Exercise goal -
Transcribe the records that follow. Keep every word exactly, and drop the pictures.

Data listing
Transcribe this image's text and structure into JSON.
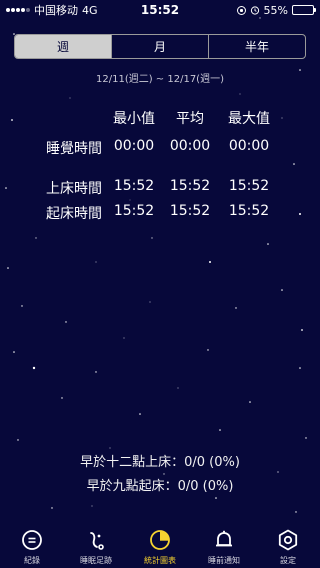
{
  "status_bar": {
    "carrier": "中国移动",
    "network": "4G",
    "time": "15:52",
    "battery_percent": "55%",
    "battery_level": 0.55
  },
  "segments": [
    {
      "label": "週",
      "active": true
    },
    {
      "label": "月",
      "active": false
    },
    {
      "label": "半年",
      "active": false
    }
  ],
  "date_range": "12/11(週二) ~ 12/17(週一)",
  "stats": {
    "headers": [
      "最小值",
      "平均",
      "最大值"
    ],
    "rows": [
      {
        "label": "睡覺時間",
        "values": [
          "00:00",
          "00:00",
          "00:00"
        ]
      },
      {
        "label": "上床時間",
        "values": [
          "15:52",
          "15:52",
          "15:52"
        ]
      },
      {
        "label": "起床時間",
        "values": [
          "15:52",
          "15:52",
          "15:52"
        ]
      }
    ]
  },
  "summary": {
    "before_midnight": "早於十二點上床：0/0 (0%)",
    "before_nine": "早於九點起床：0/0 (0%)"
  },
  "tabbar": [
    {
      "label": "紀錄",
      "icon": "record-icon",
      "active": false
    },
    {
      "label": "睡眠足跡",
      "icon": "footprint-icon",
      "active": false
    },
    {
      "label": "統計圖表",
      "icon": "chart-icon",
      "active": true
    },
    {
      "label": "睡前通知",
      "icon": "bell-icon",
      "active": false
    },
    {
      "label": "設定",
      "icon": "gear-icon",
      "active": false
    }
  ],
  "colors": {
    "background": "#07083a",
    "active_tab": "#f5d230",
    "battery": "#4cd964"
  }
}
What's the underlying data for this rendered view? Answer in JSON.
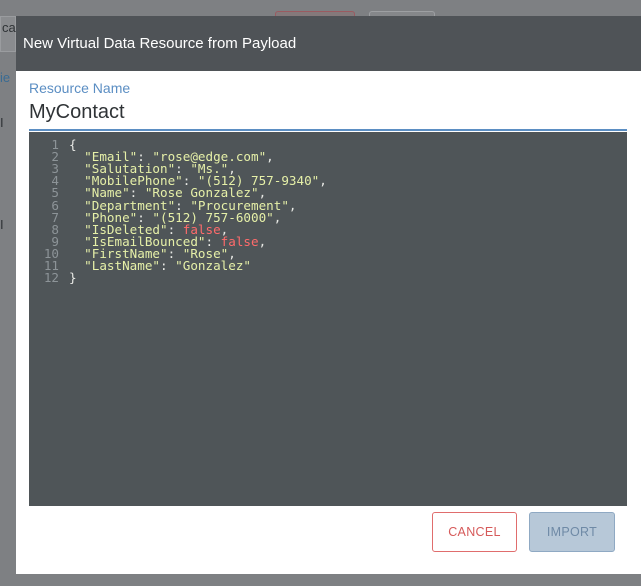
{
  "background": {
    "input_partial_text": "ca",
    "marks": [
      {
        "text": "ie",
        "style": "link"
      },
      {
        "text": "I",
        "style": "dark"
      },
      {
        "text": "I",
        "style": "dark"
      }
    ]
  },
  "modal": {
    "title": "New Virtual Data Resource from Payload",
    "resource_name_label": "Resource Name",
    "resource_name_value": "MyContact",
    "code_lines": [
      {
        "n": "1",
        "key": "",
        "sep": "",
        "val": "",
        "val_type": "",
        "text": "{"
      },
      {
        "n": "2",
        "key": "\"Email\"",
        "sep": ": ",
        "val": "\"rose@edge.com\"",
        "val_type": "str",
        "text": ","
      },
      {
        "n": "3",
        "key": "\"Salutation\"",
        "sep": ": ",
        "val": "\"Ms.\"",
        "val_type": "str",
        "text": ","
      },
      {
        "n": "4",
        "key": "\"MobilePhone\"",
        "sep": ": ",
        "val": "\"(512) 757-9340\"",
        "val_type": "str",
        "text": ","
      },
      {
        "n": "5",
        "key": "\"Name\"",
        "sep": ": ",
        "val": "\"Rose Gonzalez\"",
        "val_type": "str",
        "text": ","
      },
      {
        "n": "6",
        "key": "\"Department\"",
        "sep": ": ",
        "val": "\"Procurement\"",
        "val_type": "str",
        "text": ","
      },
      {
        "n": "7",
        "key": "\"Phone\"",
        "sep": ": ",
        "val": "\"(512) 757-6000\"",
        "val_type": "str",
        "text": ","
      },
      {
        "n": "8",
        "key": "\"IsDeleted\"",
        "sep": ": ",
        "val": "false",
        "val_type": "bool",
        "text": ","
      },
      {
        "n": "9",
        "key": "\"IsEmailBounced\"",
        "sep": ": ",
        "val": "false",
        "val_type": "bool",
        "text": ","
      },
      {
        "n": "10",
        "key": "\"FirstName\"",
        "sep": ": ",
        "val": "\"Rose\"",
        "val_type": "str",
        "text": ","
      },
      {
        "n": "11",
        "key": "\"LastName\"",
        "sep": ": ",
        "val": "\"Gonzalez\"",
        "val_type": "str",
        "text": ""
      },
      {
        "n": "12",
        "key": "",
        "sep": "",
        "val": "",
        "val_type": "",
        "text": "}"
      }
    ],
    "buttons": {
      "cancel": "CANCEL",
      "import": "IMPORT"
    }
  },
  "colors": {
    "header_bg": "#4f5357",
    "editor_bg": "#4f5558",
    "string": "#e6f0a8",
    "boolean": "#ff6b6b",
    "accent": "#5b8ec3",
    "cancel": "#d65a5a"
  }
}
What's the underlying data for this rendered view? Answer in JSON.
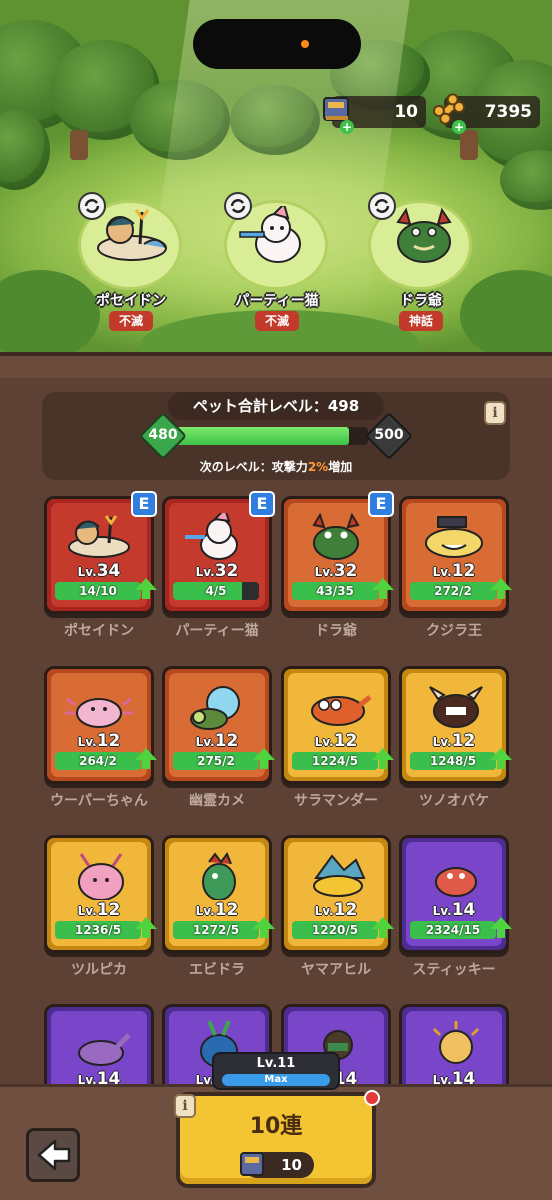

Response for this exercise -
Transcribe this image's text and structure into JSON.
{
  "status_bar": {
    "carrier": "中国移动",
    "network": "4G",
    "time": "15:52",
    "battery_percent": "55%",
    "battery_level": 0.55
  },
  "segments": [
    {
      "label": "週",
      "active": true
    },
    {
      "label": "月",
      "active": false
    },
    {
      "label": "半年",
      "active": false
    }
  ],
  "date_range": "12/11(週二) ~ 12/17(週一)",
  "stats": {
    "headers": [
      "最小值",
      "平均",
      "最大值"
    ],
    "rows": [
      {
        "label": "睡覺時間",
        "values": [
          "00:00",
          "00:00",
          "00:00"
        ]
      },
      {
        "label": "上床時間",
        "values": [
          "15:52",
          "15:52",
          "15:52"
        ]
      },
      {
        "label": "起床時間",
        "values": [
          "15:52",
          "15:52",
          "15:52"
        ]
      }
    ]
  },
  "summary": {
    "before_midnight": "早於十二點上床：0/0 (0%)",
    "before_nine": "早於九點起床：0/0 (0%)"
  },
  "tabbar": [
    {
      "label": "紀錄",
      "icon": "record-icon",
      "active": false
    },
    {
      "label": "睡眠足跡",
      "icon": "footprint-icon",
      "active": false
    },
    {
      "label": "統計圖表",
      "icon": "chart-icon",
      "active": true
    },
    {
      "label": "睡前通知",
      "icon": "bell-icon",
      "active": false
    },
    {
      "label": "設定",
      "icon": "gear-icon",
      "active": false
    }
  ],
  "colors": {
    "background": "#07083a",
    "active_tab": "#f5d230",
    "battery": "#4cd964"
  }
}
What's the underlying data for this rendered view? Answer in JSON.
{
  "background": {
    "input_partial_text": "ca",
    "marks": [
      {
        "text": "ie",
        "style": "link"
      },
      {
        "text": "I",
        "style": "dark"
      },
      {
        "text": "I",
        "style": "dark"
      }
    ]
  },
  "modal": {
    "title": "New Virtual Data Resource from Payload",
    "resource_name_label": "Resource Name",
    "resource_name_value": "MyContact",
    "code_lines": [
      {
        "n": "1",
        "key": "",
        "sep": "",
        "val": "",
        "val_type": "",
        "text": "{"
      },
      {
        "n": "2",
        "key": "\"Email\"",
        "sep": ": ",
        "val": "\"rose@edge.com\"",
        "val_type": "str",
        "text": ","
      },
      {
        "n": "3",
        "key": "\"Salutation\"",
        "sep": ": ",
        "val": "\"Ms.\"",
        "val_type": "str",
        "text": ","
      },
      {
        "n": "4",
        "key": "\"MobilePhone\"",
        "sep": ": ",
        "val": "\"(512) 757-9340\"",
        "val_type": "str",
        "text": ","
      },
      {
        "n": "5",
        "key": "\"Name\"",
        "sep": ": ",
        "val": "\"Rose Gonzalez\"",
        "val_type": "str",
        "text": ","
      },
      {
        "n": "6",
        "key": "\"Department\"",
        "sep": ": ",
        "val": "\"Procurement\"",
        "val_type": "str",
        "text": ","
      },
      {
        "n": "7",
        "key": "\"Phone\"",
        "sep": ": ",
        "val": "\"(512) 757-6000\"",
        "val_type": "str",
        "text": ","
      },
      {
        "n": "8",
        "key": "\"IsDeleted\"",
        "sep": ": ",
        "val": "false",
        "val_type": "bool",
        "text": ","
      },
      {
        "n": "9",
        "key": "\"IsEmailBounced\"",
        "sep": ": ",
        "val": "false",
        "val_type": "bool",
        "text": ","
      },
      {
        "n": "10",
        "key": "\"FirstName\"",
        "sep": ": ",
        "val": "\"Rose\"",
        "val_type": "str",
        "text": ","
      },
      {
        "n": "11",
        "key": "\"LastName\"",
        "sep": ": ",
        "val": "\"Gonzalez\"",
        "val_type": "str",
        "text": ""
      },
      {
        "n": "12",
        "key": "",
        "sep": "",
        "val": "",
        "val_type": "",
        "text": "}"
      }
    ],
    "buttons": {
      "cancel": "CANCEL",
      "import": "IMPORT"
    }
  },
  "colors": {
    "header_bg": "#4f5357",
    "editor_bg": "#4f5558",
    "string": "#e6f0a8",
    "boolean": "#ff6b6b",
    "accent": "#5b8ec3",
    "cancel": "#d65a5a"
  }
}
What's the underlying data for this rendered view? Answer in JSON.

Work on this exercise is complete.